*TO DO*.
Identify all lines of the data containing the string "числа" and copy them.

*RECORDED INFORMATION*.
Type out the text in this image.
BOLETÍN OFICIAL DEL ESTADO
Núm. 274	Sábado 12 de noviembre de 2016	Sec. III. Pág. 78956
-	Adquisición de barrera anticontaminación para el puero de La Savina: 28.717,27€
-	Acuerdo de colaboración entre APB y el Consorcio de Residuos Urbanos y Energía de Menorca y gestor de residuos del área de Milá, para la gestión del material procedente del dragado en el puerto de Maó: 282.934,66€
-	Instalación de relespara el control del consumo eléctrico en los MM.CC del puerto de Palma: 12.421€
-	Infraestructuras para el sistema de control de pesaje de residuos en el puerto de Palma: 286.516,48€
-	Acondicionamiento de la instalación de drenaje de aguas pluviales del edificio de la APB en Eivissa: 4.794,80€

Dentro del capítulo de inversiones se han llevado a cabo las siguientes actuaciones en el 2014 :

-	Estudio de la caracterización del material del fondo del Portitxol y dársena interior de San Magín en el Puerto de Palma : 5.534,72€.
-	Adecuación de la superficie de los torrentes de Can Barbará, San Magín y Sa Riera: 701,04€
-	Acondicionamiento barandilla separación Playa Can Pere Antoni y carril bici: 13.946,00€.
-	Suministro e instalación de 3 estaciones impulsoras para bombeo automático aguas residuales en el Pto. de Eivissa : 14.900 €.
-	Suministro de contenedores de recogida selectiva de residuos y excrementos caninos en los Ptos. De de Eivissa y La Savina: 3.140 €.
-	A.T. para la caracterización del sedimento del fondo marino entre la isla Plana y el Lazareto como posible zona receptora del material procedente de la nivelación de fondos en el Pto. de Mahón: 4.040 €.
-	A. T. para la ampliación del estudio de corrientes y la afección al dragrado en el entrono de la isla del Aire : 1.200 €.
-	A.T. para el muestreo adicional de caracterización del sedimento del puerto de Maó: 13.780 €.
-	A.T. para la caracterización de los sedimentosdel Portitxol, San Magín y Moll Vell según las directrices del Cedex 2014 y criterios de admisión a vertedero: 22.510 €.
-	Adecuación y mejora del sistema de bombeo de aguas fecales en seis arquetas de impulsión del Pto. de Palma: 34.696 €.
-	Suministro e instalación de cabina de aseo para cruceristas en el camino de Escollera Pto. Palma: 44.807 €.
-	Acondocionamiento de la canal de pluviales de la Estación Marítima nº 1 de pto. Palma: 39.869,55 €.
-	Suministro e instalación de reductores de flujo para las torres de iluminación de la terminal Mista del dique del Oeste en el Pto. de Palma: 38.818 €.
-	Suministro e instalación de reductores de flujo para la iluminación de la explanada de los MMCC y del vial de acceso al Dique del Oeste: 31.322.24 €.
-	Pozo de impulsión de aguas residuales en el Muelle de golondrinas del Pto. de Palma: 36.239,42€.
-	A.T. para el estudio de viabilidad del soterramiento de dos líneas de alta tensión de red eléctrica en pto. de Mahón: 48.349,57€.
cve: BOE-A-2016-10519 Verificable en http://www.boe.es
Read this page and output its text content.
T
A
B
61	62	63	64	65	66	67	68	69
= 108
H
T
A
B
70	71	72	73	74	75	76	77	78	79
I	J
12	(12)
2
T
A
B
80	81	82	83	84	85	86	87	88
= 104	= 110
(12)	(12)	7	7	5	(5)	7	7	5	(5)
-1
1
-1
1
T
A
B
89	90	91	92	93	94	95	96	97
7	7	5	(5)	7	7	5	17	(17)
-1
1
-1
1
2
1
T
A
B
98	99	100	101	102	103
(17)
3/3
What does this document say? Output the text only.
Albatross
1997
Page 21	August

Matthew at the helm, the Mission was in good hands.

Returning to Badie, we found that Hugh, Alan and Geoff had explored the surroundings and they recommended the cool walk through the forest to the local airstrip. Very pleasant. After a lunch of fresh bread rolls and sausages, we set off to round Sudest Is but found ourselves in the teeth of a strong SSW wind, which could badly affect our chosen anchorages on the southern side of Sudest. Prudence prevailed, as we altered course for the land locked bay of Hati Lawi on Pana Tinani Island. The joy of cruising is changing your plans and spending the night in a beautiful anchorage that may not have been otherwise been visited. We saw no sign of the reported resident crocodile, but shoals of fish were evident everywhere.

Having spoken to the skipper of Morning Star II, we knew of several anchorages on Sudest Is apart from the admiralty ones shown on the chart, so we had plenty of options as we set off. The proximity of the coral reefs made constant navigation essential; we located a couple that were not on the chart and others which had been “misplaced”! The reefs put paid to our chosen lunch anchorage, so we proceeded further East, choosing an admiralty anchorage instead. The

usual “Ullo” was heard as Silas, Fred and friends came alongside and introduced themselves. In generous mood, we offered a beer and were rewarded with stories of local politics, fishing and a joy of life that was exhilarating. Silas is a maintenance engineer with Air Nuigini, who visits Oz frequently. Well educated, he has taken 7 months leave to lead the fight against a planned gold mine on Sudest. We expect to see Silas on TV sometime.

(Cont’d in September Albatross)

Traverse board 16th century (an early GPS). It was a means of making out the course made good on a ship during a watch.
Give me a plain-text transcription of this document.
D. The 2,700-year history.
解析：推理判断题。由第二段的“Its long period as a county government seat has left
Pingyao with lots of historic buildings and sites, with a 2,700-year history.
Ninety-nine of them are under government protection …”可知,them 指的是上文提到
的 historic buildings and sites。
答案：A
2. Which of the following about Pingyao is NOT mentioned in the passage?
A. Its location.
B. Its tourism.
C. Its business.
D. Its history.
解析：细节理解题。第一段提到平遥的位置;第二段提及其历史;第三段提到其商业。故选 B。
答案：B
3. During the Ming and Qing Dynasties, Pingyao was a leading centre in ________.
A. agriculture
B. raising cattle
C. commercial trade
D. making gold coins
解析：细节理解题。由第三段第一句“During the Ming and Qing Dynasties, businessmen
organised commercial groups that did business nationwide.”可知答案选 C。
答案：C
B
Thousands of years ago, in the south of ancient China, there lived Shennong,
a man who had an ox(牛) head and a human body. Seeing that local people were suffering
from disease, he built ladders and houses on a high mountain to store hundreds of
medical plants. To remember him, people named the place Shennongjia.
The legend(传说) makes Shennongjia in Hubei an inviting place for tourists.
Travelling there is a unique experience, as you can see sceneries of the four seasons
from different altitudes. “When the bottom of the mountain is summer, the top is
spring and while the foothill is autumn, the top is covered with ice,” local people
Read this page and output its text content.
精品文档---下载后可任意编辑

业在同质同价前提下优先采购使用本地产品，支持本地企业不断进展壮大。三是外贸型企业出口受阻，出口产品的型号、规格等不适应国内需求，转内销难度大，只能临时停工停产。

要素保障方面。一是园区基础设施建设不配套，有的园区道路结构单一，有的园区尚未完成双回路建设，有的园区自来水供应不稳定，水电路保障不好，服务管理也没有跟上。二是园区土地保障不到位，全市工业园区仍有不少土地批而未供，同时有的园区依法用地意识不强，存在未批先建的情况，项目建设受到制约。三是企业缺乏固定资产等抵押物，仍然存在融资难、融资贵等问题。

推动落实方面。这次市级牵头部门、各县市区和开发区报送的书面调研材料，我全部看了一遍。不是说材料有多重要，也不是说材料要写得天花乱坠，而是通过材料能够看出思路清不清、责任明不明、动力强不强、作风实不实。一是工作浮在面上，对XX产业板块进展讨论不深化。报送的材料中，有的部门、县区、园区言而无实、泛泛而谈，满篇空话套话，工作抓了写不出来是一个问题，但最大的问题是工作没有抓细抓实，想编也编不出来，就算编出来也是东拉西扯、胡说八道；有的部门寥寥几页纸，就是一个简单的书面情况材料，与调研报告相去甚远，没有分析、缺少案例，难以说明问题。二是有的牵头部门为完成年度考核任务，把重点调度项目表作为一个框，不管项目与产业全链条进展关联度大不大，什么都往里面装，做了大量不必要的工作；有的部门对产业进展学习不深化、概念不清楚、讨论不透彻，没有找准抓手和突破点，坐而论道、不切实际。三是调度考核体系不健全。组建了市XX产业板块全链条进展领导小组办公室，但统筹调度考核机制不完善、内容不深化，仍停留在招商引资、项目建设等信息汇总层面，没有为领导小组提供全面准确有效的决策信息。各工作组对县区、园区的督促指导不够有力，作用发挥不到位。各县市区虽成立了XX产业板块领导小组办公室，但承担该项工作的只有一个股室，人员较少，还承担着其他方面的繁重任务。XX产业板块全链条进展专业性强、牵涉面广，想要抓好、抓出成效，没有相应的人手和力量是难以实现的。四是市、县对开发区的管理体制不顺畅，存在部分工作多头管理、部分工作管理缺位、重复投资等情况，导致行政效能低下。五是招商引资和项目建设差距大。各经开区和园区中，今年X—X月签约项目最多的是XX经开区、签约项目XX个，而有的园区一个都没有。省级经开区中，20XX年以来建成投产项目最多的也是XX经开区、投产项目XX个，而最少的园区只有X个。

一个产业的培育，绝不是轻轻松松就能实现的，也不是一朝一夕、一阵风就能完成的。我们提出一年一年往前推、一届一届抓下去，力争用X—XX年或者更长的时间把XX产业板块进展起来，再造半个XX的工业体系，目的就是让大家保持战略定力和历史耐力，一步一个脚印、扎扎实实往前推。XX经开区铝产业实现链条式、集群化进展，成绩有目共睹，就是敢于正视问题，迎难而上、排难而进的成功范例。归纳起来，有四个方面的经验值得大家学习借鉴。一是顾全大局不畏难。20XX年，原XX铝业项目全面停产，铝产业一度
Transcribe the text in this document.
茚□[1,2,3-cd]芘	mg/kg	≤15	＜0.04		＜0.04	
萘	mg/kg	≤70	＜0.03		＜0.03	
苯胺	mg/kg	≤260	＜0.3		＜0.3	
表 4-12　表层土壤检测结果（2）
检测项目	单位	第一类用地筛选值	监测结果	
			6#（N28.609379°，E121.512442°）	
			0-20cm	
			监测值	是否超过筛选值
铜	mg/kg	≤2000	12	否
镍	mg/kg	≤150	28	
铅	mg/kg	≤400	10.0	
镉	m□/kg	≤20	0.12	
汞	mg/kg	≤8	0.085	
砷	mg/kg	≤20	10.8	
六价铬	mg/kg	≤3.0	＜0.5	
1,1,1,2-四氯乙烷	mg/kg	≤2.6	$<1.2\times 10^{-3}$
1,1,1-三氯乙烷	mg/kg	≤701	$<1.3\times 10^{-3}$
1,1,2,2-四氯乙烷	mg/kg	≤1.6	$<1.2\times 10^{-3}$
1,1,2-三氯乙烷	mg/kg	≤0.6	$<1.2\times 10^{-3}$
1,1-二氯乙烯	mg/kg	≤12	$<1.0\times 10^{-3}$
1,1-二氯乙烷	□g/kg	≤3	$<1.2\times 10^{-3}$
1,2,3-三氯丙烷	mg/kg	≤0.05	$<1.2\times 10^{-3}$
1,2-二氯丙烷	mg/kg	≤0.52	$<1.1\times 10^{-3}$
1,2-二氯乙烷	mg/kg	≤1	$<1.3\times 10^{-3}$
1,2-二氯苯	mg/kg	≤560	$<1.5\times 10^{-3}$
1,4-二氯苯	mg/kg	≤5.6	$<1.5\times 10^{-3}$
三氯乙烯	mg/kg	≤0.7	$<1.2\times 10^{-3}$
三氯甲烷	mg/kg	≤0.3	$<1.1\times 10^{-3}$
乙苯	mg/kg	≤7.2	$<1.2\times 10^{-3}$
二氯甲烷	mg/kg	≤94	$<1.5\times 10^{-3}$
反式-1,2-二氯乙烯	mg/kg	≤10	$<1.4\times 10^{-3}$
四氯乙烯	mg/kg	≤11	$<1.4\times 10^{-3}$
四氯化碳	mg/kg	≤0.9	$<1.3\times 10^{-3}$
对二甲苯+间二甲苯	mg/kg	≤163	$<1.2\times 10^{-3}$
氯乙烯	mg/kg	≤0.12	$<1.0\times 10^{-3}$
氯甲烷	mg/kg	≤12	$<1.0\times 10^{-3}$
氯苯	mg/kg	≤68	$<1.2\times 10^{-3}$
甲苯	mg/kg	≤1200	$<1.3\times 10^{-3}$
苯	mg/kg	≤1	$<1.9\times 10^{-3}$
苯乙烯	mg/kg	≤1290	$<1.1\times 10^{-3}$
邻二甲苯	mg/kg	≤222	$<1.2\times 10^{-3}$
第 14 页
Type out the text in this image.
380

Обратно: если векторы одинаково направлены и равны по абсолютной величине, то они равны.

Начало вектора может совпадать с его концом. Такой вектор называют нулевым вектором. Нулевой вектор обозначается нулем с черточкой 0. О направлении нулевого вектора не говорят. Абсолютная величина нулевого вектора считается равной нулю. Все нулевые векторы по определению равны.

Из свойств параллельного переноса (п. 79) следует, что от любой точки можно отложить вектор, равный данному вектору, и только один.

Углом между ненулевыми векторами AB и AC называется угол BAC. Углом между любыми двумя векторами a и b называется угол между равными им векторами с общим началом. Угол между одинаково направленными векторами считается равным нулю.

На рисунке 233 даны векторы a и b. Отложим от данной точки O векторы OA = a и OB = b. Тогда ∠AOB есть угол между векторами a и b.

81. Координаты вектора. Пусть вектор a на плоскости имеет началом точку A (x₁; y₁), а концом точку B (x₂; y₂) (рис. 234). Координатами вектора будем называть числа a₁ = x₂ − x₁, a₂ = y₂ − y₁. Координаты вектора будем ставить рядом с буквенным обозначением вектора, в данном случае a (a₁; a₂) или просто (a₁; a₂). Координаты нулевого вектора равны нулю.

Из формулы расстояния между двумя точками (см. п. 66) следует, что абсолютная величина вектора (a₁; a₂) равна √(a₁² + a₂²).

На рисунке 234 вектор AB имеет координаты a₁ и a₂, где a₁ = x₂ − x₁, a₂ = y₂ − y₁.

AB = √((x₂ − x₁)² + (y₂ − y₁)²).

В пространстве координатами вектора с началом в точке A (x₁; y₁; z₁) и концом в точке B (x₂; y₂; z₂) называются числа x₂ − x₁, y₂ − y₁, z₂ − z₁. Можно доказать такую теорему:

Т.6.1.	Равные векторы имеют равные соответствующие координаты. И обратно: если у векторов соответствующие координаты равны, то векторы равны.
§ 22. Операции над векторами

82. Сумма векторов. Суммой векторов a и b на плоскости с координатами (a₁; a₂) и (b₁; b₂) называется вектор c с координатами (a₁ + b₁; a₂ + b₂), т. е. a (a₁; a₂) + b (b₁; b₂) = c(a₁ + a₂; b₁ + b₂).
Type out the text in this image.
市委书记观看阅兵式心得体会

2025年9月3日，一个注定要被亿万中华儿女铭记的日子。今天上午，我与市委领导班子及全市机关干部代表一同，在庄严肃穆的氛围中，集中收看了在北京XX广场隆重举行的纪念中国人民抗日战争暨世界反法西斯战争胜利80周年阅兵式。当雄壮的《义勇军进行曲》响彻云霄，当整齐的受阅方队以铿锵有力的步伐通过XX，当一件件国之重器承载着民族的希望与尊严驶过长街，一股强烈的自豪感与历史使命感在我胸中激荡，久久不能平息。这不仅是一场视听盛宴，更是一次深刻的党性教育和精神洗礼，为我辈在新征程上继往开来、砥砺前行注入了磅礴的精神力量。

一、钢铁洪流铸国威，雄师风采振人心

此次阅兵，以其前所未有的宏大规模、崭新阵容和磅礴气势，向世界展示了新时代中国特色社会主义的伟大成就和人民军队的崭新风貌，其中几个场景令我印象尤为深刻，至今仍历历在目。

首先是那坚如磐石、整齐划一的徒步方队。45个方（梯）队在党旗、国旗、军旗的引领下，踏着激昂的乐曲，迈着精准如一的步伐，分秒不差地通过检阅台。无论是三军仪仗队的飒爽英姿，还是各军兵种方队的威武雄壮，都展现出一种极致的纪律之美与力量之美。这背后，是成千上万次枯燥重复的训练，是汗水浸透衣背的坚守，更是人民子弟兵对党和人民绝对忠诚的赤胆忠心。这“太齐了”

*COMPLETE RESPONSE*.
81. Координаты вектора. Пусть вектор a на плоскости имеет началом точку A (x₁; y₁), а концом точку B (x₂; y₂) (рис. 234). Координатами вектора будем называть числа a₁ = x₂ − x₁, a₂ = y₂ − y₁. Координаты вектора будем ставить рядом с буквенным обозначением вектора, в данном случае a (a₁; a₂) или просто (a₁; a₂). Координаты нулевого вектора равны нулю.
В пространстве координатами вектора с началом в точке A (x₁; y₁; z₁) и концом в точке B (x₂; y₂; z₂) называются числа x₂ − x₁, y₂ − y₁, z₂ − z₁. Можно доказать такую теорему:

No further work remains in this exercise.